[TASK PROMPT]: Repeat each of the rows below word for word, but leave out the pictures.
-*-
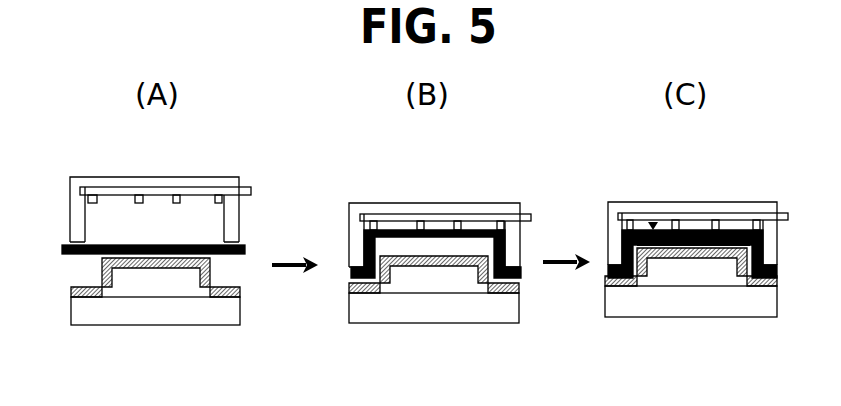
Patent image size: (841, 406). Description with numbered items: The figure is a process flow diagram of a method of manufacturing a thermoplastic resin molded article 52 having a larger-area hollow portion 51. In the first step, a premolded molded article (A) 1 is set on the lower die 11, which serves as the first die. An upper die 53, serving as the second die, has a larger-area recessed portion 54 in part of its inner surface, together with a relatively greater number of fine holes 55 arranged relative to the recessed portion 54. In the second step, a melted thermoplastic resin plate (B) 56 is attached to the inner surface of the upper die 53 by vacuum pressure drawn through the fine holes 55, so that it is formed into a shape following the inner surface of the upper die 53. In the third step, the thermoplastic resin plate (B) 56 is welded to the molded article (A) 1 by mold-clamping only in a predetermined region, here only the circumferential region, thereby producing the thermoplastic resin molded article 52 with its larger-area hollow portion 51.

The molded article (A) 1 is at (101, 271).
The lower die 11 is at (155, 312).
The hollow portion 51 is at (725, 243).
The thermoplastic resin molded article 52 is at (653, 226).
The upper die 53 is at (201, 180).
The recessed portion 54 is at (106, 212).
The fine hole 55 is at (136, 199).
The thermoplastic resin plate (B) 56 is at (188, 243).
-*-
[COMPLETED TASK]:
Patent image size: (841, 406). Description with numbered items: The figure is a process flow diagram of a method of manufacturing a thermoplastic resin molded article 52 having a larger-area hollow portion 51. In the first step, a premolded molded article (A) 1 is set on the lower die 11, which serves as the first die. An upper die 53, serving as the second die, has a larger-area recessed portion 54 in part of its inner surface, together with a relatively greater number of fine holes 55 arranged relative to the recessed portion 54. In the second step, a melted thermoplastic resin plate (B) 56 is attached to the inner surface of the upper die 53 by vacuum pressure drawn through the fine holes 55, so that it is formed into a shape following the inner surface of the upper die 53. In the third step, the thermoplastic resin plate (B) 56 is welded to the molded article (A) 1 by mold-clamping only in a predetermined region, here only the circumferential region, thereby producing the thermoplastic resin molded article 52 with its larger-area hollow portion 51.

The molded article (A) 1 is at (101, 271).
The lower die 11 is at (155, 312).
The hollow portion 51 is at (725, 243).
The thermoplastic resin molded article 52 is at (653, 226).
The upper die 53 is at (201, 180).
The recessed portion 54 is at (106, 212).
The fine hole 55 is at (136, 199).
The thermoplastic resin plate (B) 56 is at (188, 243).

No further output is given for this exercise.